Begin

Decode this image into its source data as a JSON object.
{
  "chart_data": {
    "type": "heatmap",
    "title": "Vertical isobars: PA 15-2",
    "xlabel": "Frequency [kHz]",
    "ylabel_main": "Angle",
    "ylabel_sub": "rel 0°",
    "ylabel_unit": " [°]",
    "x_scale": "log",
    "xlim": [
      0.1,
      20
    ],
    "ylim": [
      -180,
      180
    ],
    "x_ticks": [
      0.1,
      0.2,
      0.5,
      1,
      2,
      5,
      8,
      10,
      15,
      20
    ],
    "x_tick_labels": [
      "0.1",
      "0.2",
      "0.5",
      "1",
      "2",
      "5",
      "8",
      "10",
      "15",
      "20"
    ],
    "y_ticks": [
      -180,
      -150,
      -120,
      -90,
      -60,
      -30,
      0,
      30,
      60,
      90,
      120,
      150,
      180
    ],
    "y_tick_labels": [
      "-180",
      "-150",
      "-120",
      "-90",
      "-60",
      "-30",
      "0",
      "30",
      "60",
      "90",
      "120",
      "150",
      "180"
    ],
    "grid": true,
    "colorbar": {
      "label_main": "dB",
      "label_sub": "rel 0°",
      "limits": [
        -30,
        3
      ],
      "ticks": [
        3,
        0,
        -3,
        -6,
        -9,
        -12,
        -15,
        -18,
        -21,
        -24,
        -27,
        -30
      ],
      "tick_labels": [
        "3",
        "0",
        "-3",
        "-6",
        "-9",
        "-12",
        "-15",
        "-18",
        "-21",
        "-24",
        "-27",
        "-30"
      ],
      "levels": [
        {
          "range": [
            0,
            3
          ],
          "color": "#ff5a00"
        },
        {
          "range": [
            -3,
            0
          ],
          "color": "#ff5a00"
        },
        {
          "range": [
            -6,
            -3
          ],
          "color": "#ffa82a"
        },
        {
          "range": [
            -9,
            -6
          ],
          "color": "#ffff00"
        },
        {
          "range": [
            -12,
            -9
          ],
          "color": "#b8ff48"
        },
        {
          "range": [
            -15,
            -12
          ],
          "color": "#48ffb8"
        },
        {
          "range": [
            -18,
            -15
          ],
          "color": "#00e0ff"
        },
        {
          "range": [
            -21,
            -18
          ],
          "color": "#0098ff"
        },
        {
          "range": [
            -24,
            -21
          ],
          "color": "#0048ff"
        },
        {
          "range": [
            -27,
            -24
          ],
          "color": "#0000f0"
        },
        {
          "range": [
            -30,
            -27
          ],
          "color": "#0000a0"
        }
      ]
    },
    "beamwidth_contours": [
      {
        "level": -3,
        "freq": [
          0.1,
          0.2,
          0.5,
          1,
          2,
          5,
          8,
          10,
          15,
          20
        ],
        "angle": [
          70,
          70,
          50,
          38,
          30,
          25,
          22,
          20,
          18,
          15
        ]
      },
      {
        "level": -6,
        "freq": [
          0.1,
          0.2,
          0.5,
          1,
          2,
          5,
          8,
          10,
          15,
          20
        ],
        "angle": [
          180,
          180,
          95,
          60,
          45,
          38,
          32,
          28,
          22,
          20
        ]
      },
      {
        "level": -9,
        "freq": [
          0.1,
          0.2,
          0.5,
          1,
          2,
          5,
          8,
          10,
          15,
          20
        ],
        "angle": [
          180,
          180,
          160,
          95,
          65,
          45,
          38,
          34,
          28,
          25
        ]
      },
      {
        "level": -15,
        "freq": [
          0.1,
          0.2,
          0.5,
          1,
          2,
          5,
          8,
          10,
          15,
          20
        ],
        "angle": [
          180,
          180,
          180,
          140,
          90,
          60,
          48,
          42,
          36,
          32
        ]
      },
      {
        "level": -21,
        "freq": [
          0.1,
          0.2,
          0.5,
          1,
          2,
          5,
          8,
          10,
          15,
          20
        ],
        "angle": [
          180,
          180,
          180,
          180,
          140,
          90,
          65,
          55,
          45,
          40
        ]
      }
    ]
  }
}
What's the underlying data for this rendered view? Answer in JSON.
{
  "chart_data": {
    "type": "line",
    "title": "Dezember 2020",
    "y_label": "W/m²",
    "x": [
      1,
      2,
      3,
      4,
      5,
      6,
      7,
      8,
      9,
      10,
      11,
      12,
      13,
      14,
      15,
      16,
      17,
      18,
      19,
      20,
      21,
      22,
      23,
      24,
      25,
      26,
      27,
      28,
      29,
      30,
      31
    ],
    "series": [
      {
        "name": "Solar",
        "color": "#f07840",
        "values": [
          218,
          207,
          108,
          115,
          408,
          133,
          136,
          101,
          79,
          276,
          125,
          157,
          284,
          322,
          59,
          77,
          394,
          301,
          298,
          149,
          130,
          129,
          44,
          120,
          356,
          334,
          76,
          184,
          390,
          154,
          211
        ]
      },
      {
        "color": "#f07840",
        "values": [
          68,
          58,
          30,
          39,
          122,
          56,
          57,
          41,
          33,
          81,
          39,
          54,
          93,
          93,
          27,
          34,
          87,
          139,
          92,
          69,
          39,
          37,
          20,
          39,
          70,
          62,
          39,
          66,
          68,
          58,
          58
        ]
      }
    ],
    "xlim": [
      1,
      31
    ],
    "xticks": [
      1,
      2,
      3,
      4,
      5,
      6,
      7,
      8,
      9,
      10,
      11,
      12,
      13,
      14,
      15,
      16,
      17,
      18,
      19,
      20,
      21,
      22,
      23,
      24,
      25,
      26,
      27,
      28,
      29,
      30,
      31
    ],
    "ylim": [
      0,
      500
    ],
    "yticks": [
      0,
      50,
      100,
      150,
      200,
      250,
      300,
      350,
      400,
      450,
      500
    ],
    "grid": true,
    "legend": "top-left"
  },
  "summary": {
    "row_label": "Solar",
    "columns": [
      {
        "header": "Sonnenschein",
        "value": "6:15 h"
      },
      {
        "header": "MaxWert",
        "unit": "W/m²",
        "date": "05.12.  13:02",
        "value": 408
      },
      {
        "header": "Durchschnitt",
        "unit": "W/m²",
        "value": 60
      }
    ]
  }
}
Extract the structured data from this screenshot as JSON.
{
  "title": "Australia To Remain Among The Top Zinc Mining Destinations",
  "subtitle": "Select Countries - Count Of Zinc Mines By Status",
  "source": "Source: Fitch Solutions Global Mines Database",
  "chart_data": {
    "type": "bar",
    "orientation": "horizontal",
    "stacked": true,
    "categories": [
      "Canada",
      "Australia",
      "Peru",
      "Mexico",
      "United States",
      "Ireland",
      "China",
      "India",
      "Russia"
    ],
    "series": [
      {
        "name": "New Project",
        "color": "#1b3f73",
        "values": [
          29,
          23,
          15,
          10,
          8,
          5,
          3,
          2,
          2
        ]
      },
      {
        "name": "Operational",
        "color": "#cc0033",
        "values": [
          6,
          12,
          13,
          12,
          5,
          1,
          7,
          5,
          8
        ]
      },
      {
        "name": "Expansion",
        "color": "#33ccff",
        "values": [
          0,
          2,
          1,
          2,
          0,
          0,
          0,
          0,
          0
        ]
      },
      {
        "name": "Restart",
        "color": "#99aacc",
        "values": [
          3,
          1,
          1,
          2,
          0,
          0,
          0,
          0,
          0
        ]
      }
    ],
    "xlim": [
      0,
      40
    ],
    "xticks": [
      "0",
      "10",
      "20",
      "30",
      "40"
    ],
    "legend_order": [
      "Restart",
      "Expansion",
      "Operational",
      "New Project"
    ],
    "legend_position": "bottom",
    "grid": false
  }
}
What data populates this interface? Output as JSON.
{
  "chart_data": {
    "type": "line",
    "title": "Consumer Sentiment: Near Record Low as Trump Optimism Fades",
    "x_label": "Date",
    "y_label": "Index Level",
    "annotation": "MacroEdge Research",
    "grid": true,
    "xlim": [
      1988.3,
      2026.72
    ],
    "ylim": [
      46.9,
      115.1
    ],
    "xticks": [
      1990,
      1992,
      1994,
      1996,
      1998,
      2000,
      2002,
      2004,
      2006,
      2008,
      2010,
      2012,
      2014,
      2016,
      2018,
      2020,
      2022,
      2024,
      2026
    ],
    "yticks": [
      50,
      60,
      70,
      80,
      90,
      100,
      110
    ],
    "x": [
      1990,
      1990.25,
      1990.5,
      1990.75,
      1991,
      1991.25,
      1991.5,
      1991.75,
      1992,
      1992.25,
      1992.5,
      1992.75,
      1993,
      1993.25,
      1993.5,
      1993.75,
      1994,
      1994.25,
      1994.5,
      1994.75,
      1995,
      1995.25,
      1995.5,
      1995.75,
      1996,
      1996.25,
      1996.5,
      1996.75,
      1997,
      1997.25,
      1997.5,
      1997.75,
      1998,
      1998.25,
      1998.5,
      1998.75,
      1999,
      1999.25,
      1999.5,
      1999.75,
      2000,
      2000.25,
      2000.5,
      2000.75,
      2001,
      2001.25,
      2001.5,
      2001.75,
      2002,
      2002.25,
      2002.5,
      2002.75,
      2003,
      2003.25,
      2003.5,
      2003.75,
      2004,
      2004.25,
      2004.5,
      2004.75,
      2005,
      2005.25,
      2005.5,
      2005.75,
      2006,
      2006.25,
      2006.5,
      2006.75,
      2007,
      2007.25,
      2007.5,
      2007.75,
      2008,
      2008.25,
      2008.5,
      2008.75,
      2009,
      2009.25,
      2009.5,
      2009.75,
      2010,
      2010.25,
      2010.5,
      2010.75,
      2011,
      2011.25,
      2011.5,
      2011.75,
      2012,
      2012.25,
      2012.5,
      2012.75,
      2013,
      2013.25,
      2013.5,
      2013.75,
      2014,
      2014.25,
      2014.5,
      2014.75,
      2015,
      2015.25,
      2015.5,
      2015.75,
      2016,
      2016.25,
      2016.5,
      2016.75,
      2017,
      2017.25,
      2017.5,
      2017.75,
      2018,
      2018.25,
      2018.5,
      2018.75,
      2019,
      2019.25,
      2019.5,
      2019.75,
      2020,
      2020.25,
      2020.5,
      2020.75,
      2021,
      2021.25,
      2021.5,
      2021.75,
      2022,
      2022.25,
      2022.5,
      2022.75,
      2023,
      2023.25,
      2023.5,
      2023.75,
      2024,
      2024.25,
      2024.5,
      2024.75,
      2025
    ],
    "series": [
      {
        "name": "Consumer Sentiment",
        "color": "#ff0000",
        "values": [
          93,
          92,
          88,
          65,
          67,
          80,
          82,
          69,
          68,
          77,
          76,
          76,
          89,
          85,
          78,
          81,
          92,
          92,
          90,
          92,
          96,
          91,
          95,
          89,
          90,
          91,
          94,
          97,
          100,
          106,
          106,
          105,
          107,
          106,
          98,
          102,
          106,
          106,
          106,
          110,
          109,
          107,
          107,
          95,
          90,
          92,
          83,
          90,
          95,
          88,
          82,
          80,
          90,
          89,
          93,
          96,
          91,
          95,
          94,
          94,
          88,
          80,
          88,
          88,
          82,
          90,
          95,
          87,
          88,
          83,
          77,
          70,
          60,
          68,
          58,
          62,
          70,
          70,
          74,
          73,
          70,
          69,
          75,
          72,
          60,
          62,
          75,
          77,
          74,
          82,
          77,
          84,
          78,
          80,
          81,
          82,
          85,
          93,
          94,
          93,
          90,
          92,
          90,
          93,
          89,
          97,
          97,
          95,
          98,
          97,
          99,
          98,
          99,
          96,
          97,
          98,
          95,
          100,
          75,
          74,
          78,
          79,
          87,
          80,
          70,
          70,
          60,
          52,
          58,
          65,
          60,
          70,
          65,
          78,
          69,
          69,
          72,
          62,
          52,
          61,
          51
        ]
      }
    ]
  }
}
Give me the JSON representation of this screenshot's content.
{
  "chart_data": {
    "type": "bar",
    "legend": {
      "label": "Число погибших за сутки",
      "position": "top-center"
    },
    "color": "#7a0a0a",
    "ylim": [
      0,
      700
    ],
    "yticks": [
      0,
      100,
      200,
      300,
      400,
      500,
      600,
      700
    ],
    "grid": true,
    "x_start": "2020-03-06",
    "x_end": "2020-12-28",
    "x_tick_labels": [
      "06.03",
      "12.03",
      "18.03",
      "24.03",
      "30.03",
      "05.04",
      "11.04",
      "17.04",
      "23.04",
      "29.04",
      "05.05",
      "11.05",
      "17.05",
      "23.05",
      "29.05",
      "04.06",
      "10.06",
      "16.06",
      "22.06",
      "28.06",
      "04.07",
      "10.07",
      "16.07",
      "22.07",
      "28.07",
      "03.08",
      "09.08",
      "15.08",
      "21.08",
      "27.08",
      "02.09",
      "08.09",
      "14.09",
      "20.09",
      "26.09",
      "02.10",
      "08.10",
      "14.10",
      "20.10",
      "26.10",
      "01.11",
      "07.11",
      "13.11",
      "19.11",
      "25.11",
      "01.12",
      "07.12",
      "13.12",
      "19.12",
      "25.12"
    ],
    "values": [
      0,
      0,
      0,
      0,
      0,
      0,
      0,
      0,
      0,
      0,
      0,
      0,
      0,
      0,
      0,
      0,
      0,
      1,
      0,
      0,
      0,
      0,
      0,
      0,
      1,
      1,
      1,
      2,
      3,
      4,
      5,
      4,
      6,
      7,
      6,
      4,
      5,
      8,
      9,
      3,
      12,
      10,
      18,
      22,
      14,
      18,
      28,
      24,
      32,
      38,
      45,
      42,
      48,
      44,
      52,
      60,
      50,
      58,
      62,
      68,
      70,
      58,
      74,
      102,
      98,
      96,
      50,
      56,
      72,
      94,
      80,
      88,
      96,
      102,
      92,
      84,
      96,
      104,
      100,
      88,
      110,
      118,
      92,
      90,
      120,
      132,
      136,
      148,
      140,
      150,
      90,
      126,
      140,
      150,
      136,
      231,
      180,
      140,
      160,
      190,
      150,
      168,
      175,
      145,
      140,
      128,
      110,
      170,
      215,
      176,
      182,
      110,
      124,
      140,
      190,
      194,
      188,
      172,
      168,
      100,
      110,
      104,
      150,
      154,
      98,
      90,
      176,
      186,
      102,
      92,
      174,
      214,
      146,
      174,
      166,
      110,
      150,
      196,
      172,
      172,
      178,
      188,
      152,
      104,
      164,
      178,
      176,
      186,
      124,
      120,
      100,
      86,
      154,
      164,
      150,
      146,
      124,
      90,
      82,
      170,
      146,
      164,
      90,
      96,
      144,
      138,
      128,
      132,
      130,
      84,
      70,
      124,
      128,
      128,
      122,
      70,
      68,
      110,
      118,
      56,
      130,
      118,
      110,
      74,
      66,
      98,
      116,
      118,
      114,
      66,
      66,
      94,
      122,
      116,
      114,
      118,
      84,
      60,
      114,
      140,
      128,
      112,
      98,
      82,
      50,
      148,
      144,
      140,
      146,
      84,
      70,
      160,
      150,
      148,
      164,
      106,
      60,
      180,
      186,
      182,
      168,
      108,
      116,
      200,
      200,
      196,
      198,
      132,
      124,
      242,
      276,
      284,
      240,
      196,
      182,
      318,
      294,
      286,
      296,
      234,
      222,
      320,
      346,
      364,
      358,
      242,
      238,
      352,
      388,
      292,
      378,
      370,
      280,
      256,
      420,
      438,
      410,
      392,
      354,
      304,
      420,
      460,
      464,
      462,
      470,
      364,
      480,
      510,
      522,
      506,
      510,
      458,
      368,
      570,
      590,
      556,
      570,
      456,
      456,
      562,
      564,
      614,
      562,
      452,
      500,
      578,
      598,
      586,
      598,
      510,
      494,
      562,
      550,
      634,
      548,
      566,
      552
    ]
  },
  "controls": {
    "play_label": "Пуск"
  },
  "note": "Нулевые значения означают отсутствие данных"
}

End

Job | Gather every line containing the word "name" and copy it.

Exercise result |
        "name": "Solar",
        "name": "New Project",
        "name": "Operational",
        "name": "Expansion",
        "name": "Restart",
        "name": "Consumer Sentiment",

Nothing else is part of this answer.